▶ Work required: Restate every line of the material, word for word.

▶ Dataset records:
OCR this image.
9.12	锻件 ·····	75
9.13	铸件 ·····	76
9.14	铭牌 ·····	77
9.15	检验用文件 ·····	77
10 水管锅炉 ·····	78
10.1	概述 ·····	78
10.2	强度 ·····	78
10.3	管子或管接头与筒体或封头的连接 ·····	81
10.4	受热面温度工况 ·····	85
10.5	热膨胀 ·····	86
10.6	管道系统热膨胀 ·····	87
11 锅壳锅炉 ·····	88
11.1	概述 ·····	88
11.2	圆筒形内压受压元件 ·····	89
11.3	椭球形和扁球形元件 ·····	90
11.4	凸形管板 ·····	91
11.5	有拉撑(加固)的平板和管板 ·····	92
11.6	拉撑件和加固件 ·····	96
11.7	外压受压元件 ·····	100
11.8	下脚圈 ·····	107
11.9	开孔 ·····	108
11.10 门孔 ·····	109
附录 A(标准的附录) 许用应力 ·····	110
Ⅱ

▶ Result of the exercise:
OCR this image.
9.12	锻件 ·····	75
9.13	铸件 ·····	76
9.14	铭牌 ·····	77
9.15	检验用文件 ·····	77
10 水管锅炉 ·····	78
10.1	概述 ·····	78
10.2	强度 ·····	78
10.3	管子或管接头与筒体或封头的连接 ·····	81
10.4	受热面温度工况 ·····	85
10.5	热膨胀 ·····	86
10.6	管道系统热膨胀 ·····	87
11 锅壳锅炉 ·····	88
11.1	概述 ·····	88
11.2	圆筒形内压受压元件 ·····	89
11.3	椭球形和扁球形元件 ·····	90
11.4	凸形管板 ·····	91
11.5	有拉撑(加固)的平板和管板 ·····	92
11.6	拉撑件和加固件 ·····	96
11.7	外压受压元件 ·····	100
11.8	下脚圈 ·····	107
11.9	开孔 ·····	108
11.10 门孔 ·····	109
附录 A(标准的附录) 许用应力 ·····	110
Ⅱ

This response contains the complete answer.